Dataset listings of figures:
▬▬▬▬▬▬▬▬▬▬
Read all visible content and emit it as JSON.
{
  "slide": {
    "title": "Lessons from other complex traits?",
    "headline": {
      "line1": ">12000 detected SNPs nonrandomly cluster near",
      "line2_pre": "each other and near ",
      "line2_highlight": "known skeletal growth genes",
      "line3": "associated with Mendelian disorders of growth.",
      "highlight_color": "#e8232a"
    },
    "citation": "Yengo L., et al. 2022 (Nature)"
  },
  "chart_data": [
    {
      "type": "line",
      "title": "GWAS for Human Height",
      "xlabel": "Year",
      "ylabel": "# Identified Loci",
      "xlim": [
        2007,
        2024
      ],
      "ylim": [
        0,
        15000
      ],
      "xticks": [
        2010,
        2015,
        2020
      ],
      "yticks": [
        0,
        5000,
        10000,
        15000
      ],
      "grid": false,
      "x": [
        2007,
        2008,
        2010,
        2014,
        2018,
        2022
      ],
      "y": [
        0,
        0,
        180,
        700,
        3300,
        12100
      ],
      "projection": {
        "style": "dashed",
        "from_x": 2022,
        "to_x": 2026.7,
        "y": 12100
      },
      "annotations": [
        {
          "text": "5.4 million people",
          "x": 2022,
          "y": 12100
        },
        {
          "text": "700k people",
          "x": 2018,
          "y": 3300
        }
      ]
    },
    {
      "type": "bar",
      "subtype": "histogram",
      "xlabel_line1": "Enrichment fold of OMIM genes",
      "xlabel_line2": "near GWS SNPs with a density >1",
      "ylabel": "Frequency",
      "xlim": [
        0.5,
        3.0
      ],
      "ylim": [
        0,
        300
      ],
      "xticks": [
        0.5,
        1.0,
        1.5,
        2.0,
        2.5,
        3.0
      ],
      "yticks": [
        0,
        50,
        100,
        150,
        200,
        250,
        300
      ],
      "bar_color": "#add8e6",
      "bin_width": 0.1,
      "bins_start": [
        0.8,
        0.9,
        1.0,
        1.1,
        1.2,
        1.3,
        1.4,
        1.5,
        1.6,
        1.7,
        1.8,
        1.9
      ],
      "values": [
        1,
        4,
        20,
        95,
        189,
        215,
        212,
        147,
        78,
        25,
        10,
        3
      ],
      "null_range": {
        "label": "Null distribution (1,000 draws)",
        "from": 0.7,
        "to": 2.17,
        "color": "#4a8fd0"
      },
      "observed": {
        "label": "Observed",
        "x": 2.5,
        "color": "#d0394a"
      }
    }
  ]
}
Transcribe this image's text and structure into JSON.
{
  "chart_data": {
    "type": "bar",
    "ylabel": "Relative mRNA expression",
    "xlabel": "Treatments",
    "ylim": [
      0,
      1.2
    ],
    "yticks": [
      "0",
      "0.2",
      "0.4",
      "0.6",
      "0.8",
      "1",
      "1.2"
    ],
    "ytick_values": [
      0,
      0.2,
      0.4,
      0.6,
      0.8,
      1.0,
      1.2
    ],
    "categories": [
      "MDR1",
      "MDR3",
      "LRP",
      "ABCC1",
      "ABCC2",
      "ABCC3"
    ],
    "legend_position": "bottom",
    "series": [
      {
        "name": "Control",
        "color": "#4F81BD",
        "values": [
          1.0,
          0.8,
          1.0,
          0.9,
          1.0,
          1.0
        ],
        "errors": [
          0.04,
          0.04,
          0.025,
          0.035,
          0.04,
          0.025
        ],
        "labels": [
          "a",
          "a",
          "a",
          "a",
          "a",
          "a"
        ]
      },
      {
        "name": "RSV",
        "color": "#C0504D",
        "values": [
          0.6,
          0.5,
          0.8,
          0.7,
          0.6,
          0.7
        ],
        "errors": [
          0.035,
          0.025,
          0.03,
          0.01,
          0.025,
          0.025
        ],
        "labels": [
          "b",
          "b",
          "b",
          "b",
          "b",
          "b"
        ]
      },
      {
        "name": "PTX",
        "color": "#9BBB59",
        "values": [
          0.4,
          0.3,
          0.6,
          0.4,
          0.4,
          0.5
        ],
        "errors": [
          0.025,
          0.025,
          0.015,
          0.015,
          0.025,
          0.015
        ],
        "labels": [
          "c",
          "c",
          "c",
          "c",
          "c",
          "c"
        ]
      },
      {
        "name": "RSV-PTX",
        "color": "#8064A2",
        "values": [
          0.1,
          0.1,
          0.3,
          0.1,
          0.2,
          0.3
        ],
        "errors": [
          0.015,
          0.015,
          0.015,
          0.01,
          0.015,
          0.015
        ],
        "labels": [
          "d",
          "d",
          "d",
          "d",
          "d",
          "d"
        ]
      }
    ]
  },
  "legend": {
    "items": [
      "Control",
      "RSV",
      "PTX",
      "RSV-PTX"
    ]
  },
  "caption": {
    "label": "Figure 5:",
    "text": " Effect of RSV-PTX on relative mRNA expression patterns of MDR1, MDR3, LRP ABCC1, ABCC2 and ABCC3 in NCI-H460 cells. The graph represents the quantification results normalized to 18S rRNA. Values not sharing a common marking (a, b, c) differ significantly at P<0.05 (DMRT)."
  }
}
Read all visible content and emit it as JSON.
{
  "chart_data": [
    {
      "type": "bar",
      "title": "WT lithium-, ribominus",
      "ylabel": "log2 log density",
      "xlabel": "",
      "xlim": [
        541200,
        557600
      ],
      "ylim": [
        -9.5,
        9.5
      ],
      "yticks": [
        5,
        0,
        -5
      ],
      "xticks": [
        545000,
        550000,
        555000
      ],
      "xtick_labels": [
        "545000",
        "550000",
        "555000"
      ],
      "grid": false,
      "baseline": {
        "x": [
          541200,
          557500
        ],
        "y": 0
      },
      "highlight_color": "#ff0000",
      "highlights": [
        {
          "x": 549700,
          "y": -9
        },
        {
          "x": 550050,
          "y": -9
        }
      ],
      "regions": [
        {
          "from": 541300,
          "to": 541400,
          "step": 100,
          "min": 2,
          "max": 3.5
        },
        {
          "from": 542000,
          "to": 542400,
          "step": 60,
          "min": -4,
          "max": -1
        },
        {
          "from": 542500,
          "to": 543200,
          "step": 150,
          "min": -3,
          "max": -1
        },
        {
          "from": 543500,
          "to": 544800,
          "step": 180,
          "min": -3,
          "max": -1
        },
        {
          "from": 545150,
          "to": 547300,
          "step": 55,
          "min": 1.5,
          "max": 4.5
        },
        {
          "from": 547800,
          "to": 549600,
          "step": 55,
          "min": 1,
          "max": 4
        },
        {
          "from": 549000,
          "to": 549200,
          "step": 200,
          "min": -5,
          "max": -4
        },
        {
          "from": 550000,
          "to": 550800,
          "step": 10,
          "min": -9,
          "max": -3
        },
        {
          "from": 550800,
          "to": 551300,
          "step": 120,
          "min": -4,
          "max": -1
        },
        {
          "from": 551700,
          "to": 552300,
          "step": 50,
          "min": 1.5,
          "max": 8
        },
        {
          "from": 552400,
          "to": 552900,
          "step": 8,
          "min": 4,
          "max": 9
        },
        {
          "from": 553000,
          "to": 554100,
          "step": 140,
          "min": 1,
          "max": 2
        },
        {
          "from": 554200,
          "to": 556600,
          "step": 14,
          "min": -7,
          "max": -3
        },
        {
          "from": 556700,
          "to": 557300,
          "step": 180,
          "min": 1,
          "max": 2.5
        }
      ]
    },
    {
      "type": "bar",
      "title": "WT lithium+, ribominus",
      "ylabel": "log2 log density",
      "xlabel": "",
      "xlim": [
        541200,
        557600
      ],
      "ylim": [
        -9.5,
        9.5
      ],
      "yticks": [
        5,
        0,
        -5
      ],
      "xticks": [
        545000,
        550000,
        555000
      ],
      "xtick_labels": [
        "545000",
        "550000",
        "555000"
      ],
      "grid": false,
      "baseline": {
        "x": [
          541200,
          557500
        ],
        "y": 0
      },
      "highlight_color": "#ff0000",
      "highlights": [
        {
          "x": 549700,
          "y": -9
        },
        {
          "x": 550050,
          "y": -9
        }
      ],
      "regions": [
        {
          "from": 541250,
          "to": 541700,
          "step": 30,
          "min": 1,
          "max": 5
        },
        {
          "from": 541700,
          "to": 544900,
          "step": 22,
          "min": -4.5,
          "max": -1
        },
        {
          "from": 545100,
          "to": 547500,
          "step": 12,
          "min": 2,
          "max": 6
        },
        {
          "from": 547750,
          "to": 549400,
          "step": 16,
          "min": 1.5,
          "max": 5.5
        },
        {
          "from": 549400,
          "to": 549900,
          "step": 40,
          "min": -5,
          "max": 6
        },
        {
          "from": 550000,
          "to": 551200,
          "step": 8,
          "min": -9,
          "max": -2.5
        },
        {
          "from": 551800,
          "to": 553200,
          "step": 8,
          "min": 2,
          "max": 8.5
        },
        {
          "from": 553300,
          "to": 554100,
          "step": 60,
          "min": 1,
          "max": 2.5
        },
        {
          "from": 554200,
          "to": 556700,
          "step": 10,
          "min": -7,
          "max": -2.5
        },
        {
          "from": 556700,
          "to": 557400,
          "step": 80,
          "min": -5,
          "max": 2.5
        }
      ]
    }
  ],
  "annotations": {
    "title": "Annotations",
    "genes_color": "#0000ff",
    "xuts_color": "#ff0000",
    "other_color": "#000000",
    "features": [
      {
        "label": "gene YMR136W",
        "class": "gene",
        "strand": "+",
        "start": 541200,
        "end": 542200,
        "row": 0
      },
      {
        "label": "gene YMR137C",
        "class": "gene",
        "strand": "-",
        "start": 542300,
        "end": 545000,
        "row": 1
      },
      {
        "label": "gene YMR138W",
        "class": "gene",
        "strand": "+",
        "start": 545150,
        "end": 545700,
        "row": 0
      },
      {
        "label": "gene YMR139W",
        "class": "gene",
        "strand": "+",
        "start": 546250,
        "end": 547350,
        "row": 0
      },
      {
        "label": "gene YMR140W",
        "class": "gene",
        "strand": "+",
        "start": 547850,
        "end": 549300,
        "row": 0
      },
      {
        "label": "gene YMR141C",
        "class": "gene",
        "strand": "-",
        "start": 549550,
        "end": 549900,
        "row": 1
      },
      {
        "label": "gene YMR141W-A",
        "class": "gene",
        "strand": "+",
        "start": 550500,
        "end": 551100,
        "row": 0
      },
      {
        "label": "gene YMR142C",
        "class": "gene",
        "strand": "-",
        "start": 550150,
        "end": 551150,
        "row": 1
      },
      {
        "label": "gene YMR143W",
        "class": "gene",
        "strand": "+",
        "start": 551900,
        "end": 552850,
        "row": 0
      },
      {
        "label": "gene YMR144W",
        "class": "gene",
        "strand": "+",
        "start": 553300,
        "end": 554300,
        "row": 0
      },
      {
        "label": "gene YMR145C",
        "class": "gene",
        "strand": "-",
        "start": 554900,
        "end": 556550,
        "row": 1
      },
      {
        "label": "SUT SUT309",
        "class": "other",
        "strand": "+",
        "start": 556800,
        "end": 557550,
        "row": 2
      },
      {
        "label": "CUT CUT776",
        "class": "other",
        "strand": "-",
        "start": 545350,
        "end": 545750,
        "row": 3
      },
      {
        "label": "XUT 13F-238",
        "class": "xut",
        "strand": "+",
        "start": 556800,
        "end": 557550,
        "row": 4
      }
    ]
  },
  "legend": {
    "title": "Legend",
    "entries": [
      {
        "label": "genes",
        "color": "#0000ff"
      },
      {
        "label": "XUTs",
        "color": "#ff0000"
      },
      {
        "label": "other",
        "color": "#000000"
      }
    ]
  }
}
▬▬▬▬▬▬▬▬▬▬
→ **Requirement**
Check each line of the records for the string "mRNA" and copy those that have it.

→ **Reply**
    "ylabel": "Relative mRNA expression",
    "text": " Effect of RSV-PTX on relative mRNA expression patterns of MDR1, MDR3, LRP ABCC1, ABCC2 and ABCC3 in NCI-H460 cells. The graph represents the quantification results normalized to 18S rRNA. Values not sharing a common marking (a, b, c) differ significantly at P<0.05 (DMRT)."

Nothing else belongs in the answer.